─── DOCUMENT EXCERPT ───

Last edited 1 month ago by Zerosignal
No Kids, Just Bikes
No Kids, Just Bikes
1 month ago

How much cheaper will these be in a couple more years? 2021 seems almost new to me.

NebraskaStig
NebraskaStig
1 month ago

I skipped ahead after the “typewriter” button comment with the following thought…”if a retro car came out today, who would rock the classic typewriter shift buttons?”

It’s the PT Cruiser.

Calling Bishop! We need a third Gen PT Cruiser, where nostalgia is the drug

Shooting Brake
Shooting Brake
1 month ago

Make sure you get an extended warranty if you pick one up. Still see a lot of ecoboosts (more 4s than 6s but the v6 does it too sometimes) blowing out head gaskets/cracking blocks and or heads right between the cylinders.

Angel "the Cobra" Martin
Angel "the Cobra" Martin
1 month ago

Can confirm all this is true. The V6 rips and the cabin is most quiet I’ve ever been in. If I’m not mistaken, they use noise cancelling tech to get the quiet up to 11.

No Kids, Just Bikes
No Kids, Just Bikes
1 month ago

It’s one quieter, innit?

SNL-LOL Jr
SNL-LOL Jr
1 month ago

I LOL’d

AlterId
AlterId
1 month ago

I’m talking about the 2021 to 2023 Lincoln Nautilus, one of the finest vehicles to ever roll out of Ford’s Oakville assembly plant.

─── DATA UNDER STUDY ───

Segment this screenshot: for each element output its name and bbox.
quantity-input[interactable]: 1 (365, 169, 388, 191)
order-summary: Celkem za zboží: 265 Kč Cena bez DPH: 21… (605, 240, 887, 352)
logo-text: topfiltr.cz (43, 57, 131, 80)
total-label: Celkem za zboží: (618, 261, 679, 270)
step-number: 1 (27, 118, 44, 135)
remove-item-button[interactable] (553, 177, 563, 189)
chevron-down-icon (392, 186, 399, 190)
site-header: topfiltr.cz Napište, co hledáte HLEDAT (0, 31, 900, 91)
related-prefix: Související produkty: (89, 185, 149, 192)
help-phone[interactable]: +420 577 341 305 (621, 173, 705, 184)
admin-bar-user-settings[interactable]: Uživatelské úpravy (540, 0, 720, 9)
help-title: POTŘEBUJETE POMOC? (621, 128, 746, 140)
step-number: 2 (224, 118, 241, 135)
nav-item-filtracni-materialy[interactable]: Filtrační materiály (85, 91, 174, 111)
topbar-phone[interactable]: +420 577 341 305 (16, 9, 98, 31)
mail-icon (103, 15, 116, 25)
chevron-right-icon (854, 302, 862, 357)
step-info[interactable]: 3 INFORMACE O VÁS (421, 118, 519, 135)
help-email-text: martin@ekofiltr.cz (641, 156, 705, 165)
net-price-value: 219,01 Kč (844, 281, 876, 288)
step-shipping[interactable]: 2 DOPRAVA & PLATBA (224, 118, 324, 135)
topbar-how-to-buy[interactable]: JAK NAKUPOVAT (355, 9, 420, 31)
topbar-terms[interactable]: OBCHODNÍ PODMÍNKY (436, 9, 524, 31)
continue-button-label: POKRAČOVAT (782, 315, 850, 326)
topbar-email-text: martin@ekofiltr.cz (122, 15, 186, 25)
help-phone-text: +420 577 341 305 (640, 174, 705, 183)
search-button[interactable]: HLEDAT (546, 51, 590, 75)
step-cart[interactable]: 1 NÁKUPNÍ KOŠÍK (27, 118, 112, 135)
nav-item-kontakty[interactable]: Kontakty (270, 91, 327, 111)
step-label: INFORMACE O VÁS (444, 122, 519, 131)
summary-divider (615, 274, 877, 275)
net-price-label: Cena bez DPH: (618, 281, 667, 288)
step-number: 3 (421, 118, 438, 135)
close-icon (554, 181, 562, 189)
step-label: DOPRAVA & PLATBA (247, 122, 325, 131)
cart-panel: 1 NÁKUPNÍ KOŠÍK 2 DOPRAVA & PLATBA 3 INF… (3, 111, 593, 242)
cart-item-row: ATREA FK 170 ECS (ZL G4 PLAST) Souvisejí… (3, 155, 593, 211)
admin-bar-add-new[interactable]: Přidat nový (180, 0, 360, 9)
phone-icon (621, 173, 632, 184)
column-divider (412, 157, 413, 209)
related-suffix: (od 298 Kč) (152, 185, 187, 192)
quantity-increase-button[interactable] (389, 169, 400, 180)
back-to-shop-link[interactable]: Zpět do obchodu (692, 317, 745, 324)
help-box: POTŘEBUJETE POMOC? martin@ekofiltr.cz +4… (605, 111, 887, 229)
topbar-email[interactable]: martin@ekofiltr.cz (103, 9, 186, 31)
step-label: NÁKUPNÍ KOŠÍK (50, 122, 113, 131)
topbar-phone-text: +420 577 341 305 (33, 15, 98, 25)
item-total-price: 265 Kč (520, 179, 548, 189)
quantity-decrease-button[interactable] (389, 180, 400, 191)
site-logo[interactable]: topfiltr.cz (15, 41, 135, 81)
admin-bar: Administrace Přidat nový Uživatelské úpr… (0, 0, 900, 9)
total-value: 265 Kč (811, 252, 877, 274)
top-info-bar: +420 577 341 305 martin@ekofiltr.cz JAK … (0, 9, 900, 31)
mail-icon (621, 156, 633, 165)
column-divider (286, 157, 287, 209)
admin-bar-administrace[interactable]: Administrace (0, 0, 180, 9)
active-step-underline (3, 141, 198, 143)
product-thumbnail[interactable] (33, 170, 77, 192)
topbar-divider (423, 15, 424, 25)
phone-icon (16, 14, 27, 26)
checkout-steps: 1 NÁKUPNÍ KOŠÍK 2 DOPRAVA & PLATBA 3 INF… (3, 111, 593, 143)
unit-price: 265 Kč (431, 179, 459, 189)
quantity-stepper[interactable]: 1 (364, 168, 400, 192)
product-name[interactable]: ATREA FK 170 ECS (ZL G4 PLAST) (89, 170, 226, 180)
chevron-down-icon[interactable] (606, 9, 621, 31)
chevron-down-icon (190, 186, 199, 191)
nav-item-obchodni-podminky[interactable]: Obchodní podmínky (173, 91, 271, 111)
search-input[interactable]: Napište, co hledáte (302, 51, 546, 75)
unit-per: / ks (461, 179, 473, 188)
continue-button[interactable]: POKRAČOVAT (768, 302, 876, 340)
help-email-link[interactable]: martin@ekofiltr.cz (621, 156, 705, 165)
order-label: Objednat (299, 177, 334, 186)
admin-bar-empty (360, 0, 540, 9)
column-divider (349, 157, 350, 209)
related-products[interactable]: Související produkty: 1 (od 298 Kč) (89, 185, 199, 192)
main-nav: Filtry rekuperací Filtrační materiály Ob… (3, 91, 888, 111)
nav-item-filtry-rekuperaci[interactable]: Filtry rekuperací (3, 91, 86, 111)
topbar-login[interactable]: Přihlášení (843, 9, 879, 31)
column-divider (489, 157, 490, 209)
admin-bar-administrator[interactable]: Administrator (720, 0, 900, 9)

───

WHAT TO DO |
**1)** Using the car comment thread, decide whether each statement agrees with it. Give yes or no for each, and quote the words that decide it. (a) A commenter advises buying an extended warranty. (b) A commenter says head gasket failures happen only in the V6. (c) The vehicle under discussion is identified as the 2021 to 2023 Lincoln Nautilus.
**2)** Carry on the car comment thread from its last comment.

EXPECTED OUTPUTS |
**1)**
(a) Yes: "Make sure you get an extended warranty if you pick one up."
(b) No: "more 4s than 6s but the v6 does it too sometimes"
(c) Yes: "I’m talking about the 2021 to 2023 Lincoln Nautilus"

**2)**
I’m sure it’s very nice, but should we be encouraging the export of American jobs to the eh-quiladoras north of the border?

Morgan van Humbeck
Morgan van Humbeck
1 month ago
Reply to  AlterId

Yes, give us your jobs. Do it. Do it now!

Cheap Bastard
Cheap Bastard
1 month ago

You can have all the actual labor if we get to keep all the monies and benefits.

Deal?

Morgan van Humbeck
Morgan van Humbeck
1 month ago
Reply to  Cheap Bastard

That’s actually more or less how NAFTA works…

Cheap Bastard
Cheap Bastard
1 month ago

This time send all the monies and benefits directly to me please.

Bongo Friendee Harvey Park
Bongo Friendee Harvey Park
1 month ago
Reply to  Cheap Bastard

Labour*

Cheap Bastard
Cheap Bastard
1 month ago

You can call it whatever you like as long as you’re the one getting it done.

Ranwhenparked
Ranwhenparked
1 month ago

Why are there so many available with decent miles – rentals or problems perhaps?

Last edited 1 month ago by Ranwhenparked
VanGuy
VanGuy
1 month ago
Reply to  Ranwhenparked

I wouldn’t assume this explains all of them, but if you’re buying a Lincoln new, I would assume “keeping up with the Joneses” plays into it if some of these are already 3 years old.
Or if they’re just coming off leases?

Kasey
Kasey
1 month ago
Reply to  Ranwhenparked

I hear they’re pretty popular with uber black drivers, so that may play a role in it.

Carlos Ferreira
Carlos Ferreira
1 month ago

Lincoln has been quietly putting out some of the nicest interiors for several years (no pun intended).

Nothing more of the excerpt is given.